--- BEGIN Material to process ---
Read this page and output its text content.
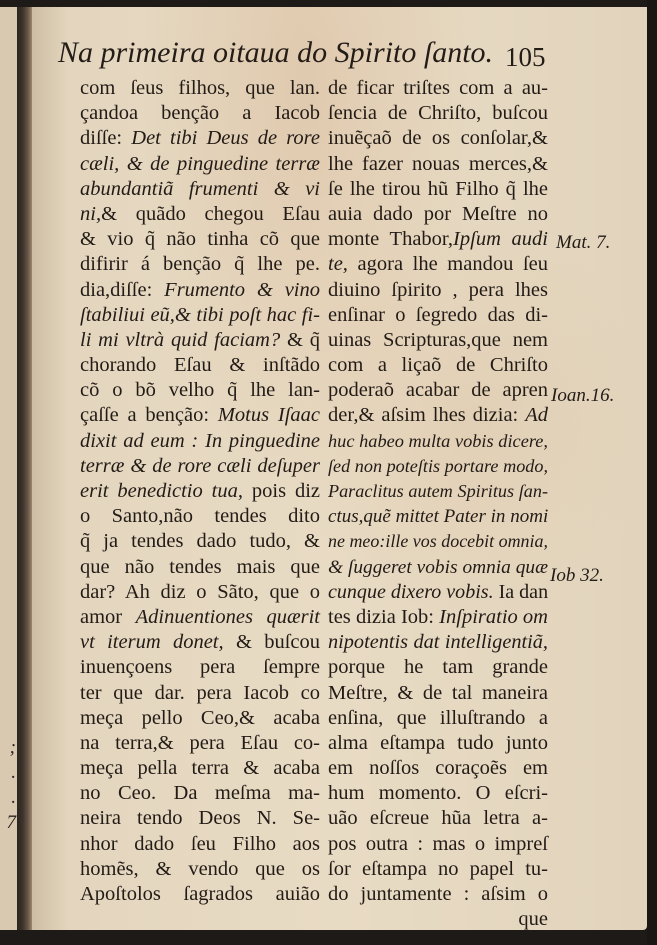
;
.
.
7
Na primeira oitaua do Spirito ſanto. 105
com ſeus filhos, que lan.
çandoa benção a Iacob
diſſe: Det tibi Deus de rore
cæli, & de pinguedine terræ
abundantiã frumenti & vi
ni,& quãdo chegou Eſau
& vio q̃ não tinha cõ que
difirir á benção q̃ lhe pe.
dia,diſſe: Frumento & vino
ſtabiliui eũ,& tibi poſt hac fi-
li mi vltrà quid faciam? & q̃
chorando Eſau & inſtãdo
cõ o bõ velho q̃ lhe lan-
çaſſe a benção: Motus Iſaac
dixit ad eum : In pinguedine
terræ & de rore cæli deſuper
erit benedictio tua, pois diz
o Santo,não tendes dito
q̃ ja tendes dado tudo, &
que não tendes mais que
dar? Ah diz o Sãto, que o
amor Adinuentiones quærit
vt iterum donet, & buſcou
inuençoens pera ſempre
ter que dar. pera Iacob co
meça pello Ceo,& acaba
na terra,& pera Eſau co-
meça pella terra & acaba
no Ceo. Da meſma ma-
neira tendo Deos N. Se-
nhor dado ſeu Filho aos
homẽs, & vendo que os
Apoſtolos ſagrados auião
de ficar triſtes com a au-
ſencia de Chriſto, buſcou
inuẽçaõ de os conſolar,&
lhe fazer nouas merces,&
ſe lhe tirou hũ Filho q̃ lhe
auia dado por Meſtre no
monte Thabor,Ipſum audi
te, agora lhe mandou ſeu
diuino ſpirito , pera lhes
enſinar o ſegredo das di-
uinas Scripturas,que nem
com a liçaõ de Chriſto
poderaõ acabar de apren
der,& aſsim lhes dizia: Ad
huc habeo multa vobis dicere,
ſed non poteſtis portare modo,
Paraclitus autem Spiritus ſan-
ctus,quẽ mittet Pater in nomi
ne meo:ille vos docebit omnia,
& ſuggeret vobis omnia quæ
cunque dixero vobis. Ia dan
tes dizia Iob: Inſpiratio om
nipotentis dat intelligentiã,
porque he tam grande
Meſtre, & de tal maneira
enſina, que illuſtrando a
alma eſtampa tudo junto
em noſſos coraçoẽs em
hum momento. O eſcri-
uão eſcreue hũa letra a-
pos outra : mas o impreſ
ſor eſtampa no papel tu-
do juntamente : aſsim o
que
Mat. 7.
Ioan.16.
Iob 32.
--- END Material to process ---
◆ Task details: Filter the data for the string "aſsim" and copy every line that has it.

◆ Answer to this problem:
der,& aſsim lhes dizia: Ad
do juntamente : aſsim o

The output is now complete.